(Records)
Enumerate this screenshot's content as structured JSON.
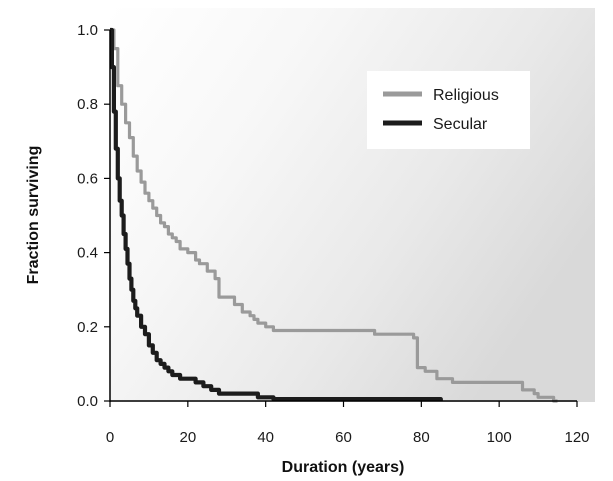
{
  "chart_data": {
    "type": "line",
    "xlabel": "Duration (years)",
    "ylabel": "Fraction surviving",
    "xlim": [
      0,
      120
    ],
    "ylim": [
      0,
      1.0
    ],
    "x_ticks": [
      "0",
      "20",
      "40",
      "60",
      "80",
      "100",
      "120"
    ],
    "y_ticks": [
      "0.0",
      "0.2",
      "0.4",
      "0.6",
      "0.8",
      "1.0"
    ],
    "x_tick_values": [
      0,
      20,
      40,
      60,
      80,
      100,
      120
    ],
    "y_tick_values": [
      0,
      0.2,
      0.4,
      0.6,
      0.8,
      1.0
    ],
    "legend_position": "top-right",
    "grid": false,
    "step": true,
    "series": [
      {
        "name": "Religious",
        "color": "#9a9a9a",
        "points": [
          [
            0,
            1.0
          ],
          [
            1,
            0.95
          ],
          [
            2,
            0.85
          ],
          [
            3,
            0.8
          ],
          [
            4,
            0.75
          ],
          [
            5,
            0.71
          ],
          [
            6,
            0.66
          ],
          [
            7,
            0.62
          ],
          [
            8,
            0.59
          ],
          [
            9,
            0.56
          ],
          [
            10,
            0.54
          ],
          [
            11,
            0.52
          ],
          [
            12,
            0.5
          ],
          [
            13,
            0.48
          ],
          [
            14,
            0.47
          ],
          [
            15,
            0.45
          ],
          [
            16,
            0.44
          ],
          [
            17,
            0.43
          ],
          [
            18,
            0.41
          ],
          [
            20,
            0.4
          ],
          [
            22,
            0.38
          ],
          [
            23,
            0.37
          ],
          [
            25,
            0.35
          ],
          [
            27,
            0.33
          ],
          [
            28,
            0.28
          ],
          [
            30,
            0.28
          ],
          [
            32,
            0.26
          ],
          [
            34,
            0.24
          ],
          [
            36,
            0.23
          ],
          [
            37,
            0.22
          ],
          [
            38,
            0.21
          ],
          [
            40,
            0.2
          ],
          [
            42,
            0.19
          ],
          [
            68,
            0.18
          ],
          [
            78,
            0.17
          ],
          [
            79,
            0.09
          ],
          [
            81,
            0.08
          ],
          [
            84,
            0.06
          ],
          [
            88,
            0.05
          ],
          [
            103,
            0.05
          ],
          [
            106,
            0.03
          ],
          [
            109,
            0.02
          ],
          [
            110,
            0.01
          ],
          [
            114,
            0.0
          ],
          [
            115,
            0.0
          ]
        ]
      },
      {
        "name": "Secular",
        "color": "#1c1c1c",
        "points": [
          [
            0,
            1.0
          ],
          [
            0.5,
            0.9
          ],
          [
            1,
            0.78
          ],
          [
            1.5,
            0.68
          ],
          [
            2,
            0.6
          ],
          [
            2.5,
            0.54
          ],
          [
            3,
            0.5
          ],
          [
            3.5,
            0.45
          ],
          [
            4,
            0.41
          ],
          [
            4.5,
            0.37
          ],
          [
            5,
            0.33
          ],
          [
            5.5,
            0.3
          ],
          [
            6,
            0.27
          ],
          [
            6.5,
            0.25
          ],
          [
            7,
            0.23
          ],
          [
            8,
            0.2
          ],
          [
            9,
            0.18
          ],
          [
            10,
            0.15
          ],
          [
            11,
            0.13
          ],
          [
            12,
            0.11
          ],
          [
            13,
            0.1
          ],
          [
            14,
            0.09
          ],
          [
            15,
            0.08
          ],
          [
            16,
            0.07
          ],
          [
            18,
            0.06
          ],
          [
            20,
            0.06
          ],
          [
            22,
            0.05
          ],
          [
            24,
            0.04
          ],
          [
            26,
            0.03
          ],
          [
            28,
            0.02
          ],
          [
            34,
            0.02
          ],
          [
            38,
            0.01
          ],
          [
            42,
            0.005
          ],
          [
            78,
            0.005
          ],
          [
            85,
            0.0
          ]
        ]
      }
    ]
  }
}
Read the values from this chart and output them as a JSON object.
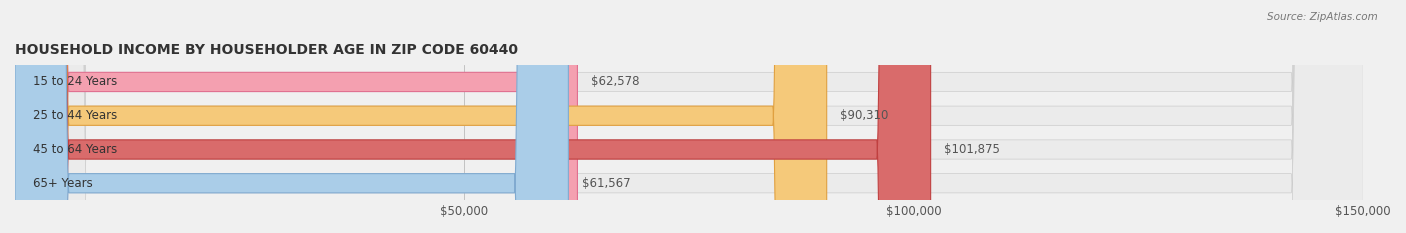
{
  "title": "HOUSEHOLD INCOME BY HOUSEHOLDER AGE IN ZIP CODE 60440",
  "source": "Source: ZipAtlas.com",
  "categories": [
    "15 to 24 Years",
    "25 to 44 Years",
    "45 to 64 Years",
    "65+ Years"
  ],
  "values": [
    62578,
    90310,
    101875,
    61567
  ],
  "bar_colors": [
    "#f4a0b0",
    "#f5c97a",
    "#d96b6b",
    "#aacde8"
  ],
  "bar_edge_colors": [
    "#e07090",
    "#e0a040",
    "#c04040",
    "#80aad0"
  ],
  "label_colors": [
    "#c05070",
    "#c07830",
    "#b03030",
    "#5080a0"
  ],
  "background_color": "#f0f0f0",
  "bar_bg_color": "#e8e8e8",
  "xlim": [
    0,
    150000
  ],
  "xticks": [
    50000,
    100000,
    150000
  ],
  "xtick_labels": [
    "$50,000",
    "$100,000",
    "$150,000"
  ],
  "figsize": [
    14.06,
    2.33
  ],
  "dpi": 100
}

STATED GOAL
Quote all the records verbatim, dropping any pictures from your copy.

SOLUTION BELOW
Enumerate this screenshot's content as structured JSON.
{
  "chart_data": {
    "type": "line",
    "xlabel": "Duration (years)",
    "ylabel": "Fraction surviving",
    "xlim": [
      0,
      120
    ],
    "ylim": [
      0,
      1.0
    ],
    "x_ticks": [
      "0",
      "20",
      "40",
      "60",
      "80",
      "100",
      "120"
    ],
    "y_ticks": [
      "0.0",
      "0.2",
      "0.4",
      "0.6",
      "0.8",
      "1.0"
    ],
    "x_tick_values": [
      0,
      20,
      40,
      60,
      80,
      100,
      120
    ],
    "y_tick_values": [
      0,
      0.2,
      0.4,
      0.6,
      0.8,
      1.0
    ],
    "legend_position": "top-right",
    "grid": false,
    "step": true,
    "series": [
      {
        "name": "Religious",
        "color": "#9a9a9a",
        "points": [
          [
            0,
            1.0
          ],
          [
            1,
            0.95
          ],
          [
            2,
            0.85
          ],
          [
            3,
            0.8
          ],
          [
            4,
            0.75
          ],
          [
            5,
            0.71
          ],
          [
            6,
            0.66
          ],
          [
            7,
            0.62
          ],
          [
            8,
            0.59
          ],
          [
            9,
            0.56
          ],
          [
            10,
            0.54
          ],
          [
            11,
            0.52
          ],
          [
            12,
            0.5
          ],
          [
            13,
            0.48
          ],
          [
            14,
            0.47
          ],
          [
            15,
            0.45
          ],
          [
            16,
            0.44
          ],
          [
            17,
            0.43
          ],
          [
            18,
            0.41
          ],
          [
            20,
            0.4
          ],
          [
            22,
            0.38
          ],
          [
            23,
            0.37
          ],
          [
            25,
            0.35
          ],
          [
            27,
            0.33
          ],
          [
            28,
            0.28
          ],
          [
            30,
            0.28
          ],
          [
            32,
            0.26
          ],
          [
            34,
            0.24
          ],
          [
            36,
            0.23
          ],
          [
            37,
            0.22
          ],
          [
            38,
            0.21
          ],
          [
            40,
            0.2
          ],
          [
            42,
            0.19
          ],
          [
            68,
            0.18
          ],
          [
            78,
            0.17
          ],
          [
            79,
            0.09
          ],
          [
            81,
            0.08
          ],
          [
            84,
            0.06
          ],
          [
            88,
            0.05
          ],
          [
            103,
            0.05
          ],
          [
            106,
            0.03
          ],
          [
            109,
            0.02
          ],
          [
            110,
            0.01
          ],
          [
            114,
            0.0
          ],
          [
            115,
            0.0
          ]
        ]
      },
      {
        "name": "Secular",
        "color": "#1c1c1c",
        "points": [
          [
            0,
            1.0
          ],
          [
            0.5,
            0.9
          ],
          [
            1,
            0.78
          ],
          [
            1.5,
            0.68
          ],
          [
            2,
            0.6
          ],
          [
            2.5,
            0.54
          ],
          [
            3,
            0.5
          ],
          [
            3.5,
            0.45
          ],
          [
            4,
            0.41
          ],
          [
            4.5,
            0.37
          ],
          [
            5,
            0.33
          ],
          [
            5.5,
            0.3
          ],
          [
            6,
            0.27
          ],
          [
            6.5,
            0.25
          ],
          [
            7,
            0.23
          ],
          [
            8,
            0.2
          ],
          [
            9,
            0.18
          ],
          [
            10,
            0.15
          ],
          [
            11,
            0.13
          ],
          [
            12,
            0.11
          ],
          [
            13,
            0.1
          ],
          [
            14,
            0.09
          ],
          [
            15,
            0.08
          ],
          [
            16,
            0.07
          ],
          [
            18,
            0.06
          ],
          [
            20,
            0.06
          ],
          [
            22,
            0.05
          ],
          [
            24,
            0.04
          ],
          [
            26,
            0.03
          ],
          [
            28,
            0.02
          ],
          [
            34,
            0.02
          ],
          [
            38,
            0.01
          ],
          [
            42,
            0.005
          ],
          [
            78,
            0.005
          ],
          [
            85,
            0.0
          ]
        ]
      }
    ]
  }
}
Read the values from this chart and output them as a JSON object.
{
  "title": "HOUSEHOLD INCOME BY HOUSEHOLDER AGE IN ZIP CODE 60440",
  "source": "Source: ZipAtlas.com",
  "categories": [
    "15 to 24 Years",
    "25 to 44 Years",
    "45 to 64 Years",
    "65+ Years"
  ],
  "values": [
    62578,
    90310,
    101875,
    61567
  ],
  "bar_colors": [
    "#f4a0b0",
    "#f5c97a",
    "#d96b6b",
    "#aacde8"
  ],
  "bar_edge_colors": [
    "#e07090",
    "#e0a040",
    "#c04040",
    "#80aad0"
  ],
  "label_colors": [
    "#c05070",
    "#c07830",
    "#b03030",
    "#5080a0"
  ],
  "background_color": "#f0f0f0",
  "bar_bg_color": "#e8e8e8",
  "xlim": [
    0,
    150000
  ],
  "xticks": [
    50000,
    100000,
    150000
  ],
  "xtick_labels": [
    "$50,000",
    "$100,000",
    "$150,000"
  ],
  "figsize": [
    14.06,
    2.33
  ],
  "dpi": 100
}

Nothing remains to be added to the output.